_Instructions to follow_: Select and copy out every line in the records containing "消防设计文件".

Dataset entries:
»»

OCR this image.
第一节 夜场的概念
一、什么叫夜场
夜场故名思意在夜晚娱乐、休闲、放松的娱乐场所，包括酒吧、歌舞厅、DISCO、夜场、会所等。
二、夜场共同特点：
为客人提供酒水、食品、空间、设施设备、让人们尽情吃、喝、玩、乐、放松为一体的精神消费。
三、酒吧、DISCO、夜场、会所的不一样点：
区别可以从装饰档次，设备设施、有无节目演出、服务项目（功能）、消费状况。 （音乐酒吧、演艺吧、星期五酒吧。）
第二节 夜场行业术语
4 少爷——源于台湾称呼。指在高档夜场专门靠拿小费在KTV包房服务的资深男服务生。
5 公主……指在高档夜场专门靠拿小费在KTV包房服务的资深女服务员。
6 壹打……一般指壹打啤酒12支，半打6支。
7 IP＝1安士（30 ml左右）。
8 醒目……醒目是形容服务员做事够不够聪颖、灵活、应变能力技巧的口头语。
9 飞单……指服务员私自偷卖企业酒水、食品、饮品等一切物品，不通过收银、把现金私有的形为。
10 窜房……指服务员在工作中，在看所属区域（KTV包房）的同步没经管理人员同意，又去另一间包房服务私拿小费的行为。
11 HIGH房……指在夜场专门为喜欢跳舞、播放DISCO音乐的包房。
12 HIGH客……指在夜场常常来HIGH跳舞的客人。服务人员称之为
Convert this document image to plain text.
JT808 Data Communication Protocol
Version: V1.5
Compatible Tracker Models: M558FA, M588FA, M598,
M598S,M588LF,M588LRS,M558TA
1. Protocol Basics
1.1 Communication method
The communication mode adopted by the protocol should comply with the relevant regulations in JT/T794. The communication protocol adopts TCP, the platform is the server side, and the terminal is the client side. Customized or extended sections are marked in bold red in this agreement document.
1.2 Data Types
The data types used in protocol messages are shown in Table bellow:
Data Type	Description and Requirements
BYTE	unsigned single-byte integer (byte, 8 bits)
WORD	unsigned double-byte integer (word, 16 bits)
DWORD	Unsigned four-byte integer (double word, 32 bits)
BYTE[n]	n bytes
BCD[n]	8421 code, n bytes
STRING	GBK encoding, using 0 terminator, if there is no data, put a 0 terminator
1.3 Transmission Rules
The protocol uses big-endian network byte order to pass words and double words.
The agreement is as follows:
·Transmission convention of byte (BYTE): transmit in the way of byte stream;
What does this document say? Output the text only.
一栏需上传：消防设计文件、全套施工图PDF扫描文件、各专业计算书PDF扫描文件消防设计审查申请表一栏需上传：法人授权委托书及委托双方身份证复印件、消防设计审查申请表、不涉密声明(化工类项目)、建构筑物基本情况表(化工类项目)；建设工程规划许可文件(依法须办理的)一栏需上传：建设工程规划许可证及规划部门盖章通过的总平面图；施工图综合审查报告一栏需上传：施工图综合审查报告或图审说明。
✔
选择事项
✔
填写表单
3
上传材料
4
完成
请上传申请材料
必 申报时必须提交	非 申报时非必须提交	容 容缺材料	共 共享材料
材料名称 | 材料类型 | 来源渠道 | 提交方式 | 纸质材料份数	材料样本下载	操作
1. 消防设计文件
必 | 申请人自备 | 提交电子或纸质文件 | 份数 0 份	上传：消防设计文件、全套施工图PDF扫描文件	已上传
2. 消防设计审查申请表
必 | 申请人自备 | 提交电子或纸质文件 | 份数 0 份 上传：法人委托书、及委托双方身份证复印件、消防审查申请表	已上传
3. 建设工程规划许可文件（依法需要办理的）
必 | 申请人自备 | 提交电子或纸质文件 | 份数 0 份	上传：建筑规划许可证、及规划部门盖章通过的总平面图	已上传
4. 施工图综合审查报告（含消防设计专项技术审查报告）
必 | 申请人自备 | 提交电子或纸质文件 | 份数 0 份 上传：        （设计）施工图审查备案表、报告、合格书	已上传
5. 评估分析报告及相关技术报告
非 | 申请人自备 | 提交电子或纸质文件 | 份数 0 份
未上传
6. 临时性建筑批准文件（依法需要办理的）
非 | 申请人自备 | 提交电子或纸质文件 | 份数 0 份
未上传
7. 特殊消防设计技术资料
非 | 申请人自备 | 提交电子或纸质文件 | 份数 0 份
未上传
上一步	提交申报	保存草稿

««

_Complete answer_:
一栏需上传：消防设计文件、全套施工图PDF扫描文件、各专业计算书PDF扫描文件消防设计审查申请表一栏需上传：法人授权委托书及委托双方身份证复印件、消防设计审查申请表、不涉密声明(化工类项目)、建构筑物基本情况表(化工类项目)；建设工程规划许可文件(依法须办理的)一栏需上传：建设工程规划许可证及规划部门盖章通过的总平面图；施工图综合审查报告一栏需上传：施工图综合审查报告或图审说明。
1. 消防设计文件
必 | 申请人自备 | 提交电子或纸质文件 | 份数 0 份	上传：消防设计文件、全套施工图PDF扫描文件	已上传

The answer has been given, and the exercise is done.